## BEGIN

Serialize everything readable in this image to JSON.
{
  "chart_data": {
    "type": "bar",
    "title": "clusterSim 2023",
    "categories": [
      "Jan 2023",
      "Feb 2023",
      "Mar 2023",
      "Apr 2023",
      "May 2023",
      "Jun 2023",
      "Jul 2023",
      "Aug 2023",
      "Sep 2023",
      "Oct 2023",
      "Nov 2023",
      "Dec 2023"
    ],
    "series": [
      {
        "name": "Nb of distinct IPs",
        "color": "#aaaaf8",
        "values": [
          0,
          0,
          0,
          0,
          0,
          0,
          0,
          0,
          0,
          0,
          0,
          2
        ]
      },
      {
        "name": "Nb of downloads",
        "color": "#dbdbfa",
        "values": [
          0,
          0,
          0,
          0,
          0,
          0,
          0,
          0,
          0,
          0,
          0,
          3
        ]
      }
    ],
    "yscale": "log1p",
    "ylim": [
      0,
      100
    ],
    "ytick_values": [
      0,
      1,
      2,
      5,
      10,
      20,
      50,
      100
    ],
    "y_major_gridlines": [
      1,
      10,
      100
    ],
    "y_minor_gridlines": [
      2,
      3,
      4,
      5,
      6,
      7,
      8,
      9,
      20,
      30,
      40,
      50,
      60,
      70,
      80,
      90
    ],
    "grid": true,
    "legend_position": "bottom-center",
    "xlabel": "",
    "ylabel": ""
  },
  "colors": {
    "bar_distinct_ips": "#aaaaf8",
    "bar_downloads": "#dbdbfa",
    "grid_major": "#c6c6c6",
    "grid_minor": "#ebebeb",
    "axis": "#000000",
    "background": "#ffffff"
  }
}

## END

_Set exercise_
Reproduce the material in full, with no word added or dropped.

_Answer to the task_
Serialize everything readable in this image to JSON.
{
  "chart_data": {
    "type": "bar",
    "title": "clusterSim 2023",
    "categories": [
      "Jan 2023",
      "Feb 2023",
      "Mar 2023",
      "Apr 2023",
      "May 2023",
      "Jun 2023",
      "Jul 2023",
      "Aug 2023",
      "Sep 2023",
      "Oct 2023",
      "Nov 2023",
      "Dec 2023"
    ],
    "series": [
      {
        "name": "Nb of distinct IPs",
        "color": "#aaaaf8",
        "values": [
          0,
          0,
          0,
          0,
          0,
          0,
          0,
          0,
          0,
          0,
          0,
          2
        ]
      },
      {
        "name": "Nb of downloads",
        "color": "#dbdbfa",
        "values": [
          0,
          0,
          0,
          0,
          0,
          0,
          0,
          0,
          0,
          0,
          0,
          3
        ]
      }
    ],
    "yscale": "log1p",
    "ylim": [
      0,
      100
    ],
    "ytick_values": [
      0,
      1,
      2,
      5,
      10,
      20,
      50,
      100
    ],
    "y_major_gridlines": [
      1,
      10,
      100
    ],
    "y_minor_gridlines": [
      2,
      3,
      4,
      5,
      6,
      7,
      8,
      9,
      20,
      30,
      40,
      50,
      60,
      70,
      80,
      90
    ],
    "grid": true,
    "legend_position": "bottom-center",
    "xlabel": "",
    "ylabel": ""
  },
  "colors": {
    "bar_distinct_ips": "#aaaaf8",
    "bar_downloads": "#dbdbfa",
    "grid_major": "#c6c6c6",
    "grid_minor": "#ebebeb",
    "axis": "#000000",
    "background": "#ffffff"
  }
}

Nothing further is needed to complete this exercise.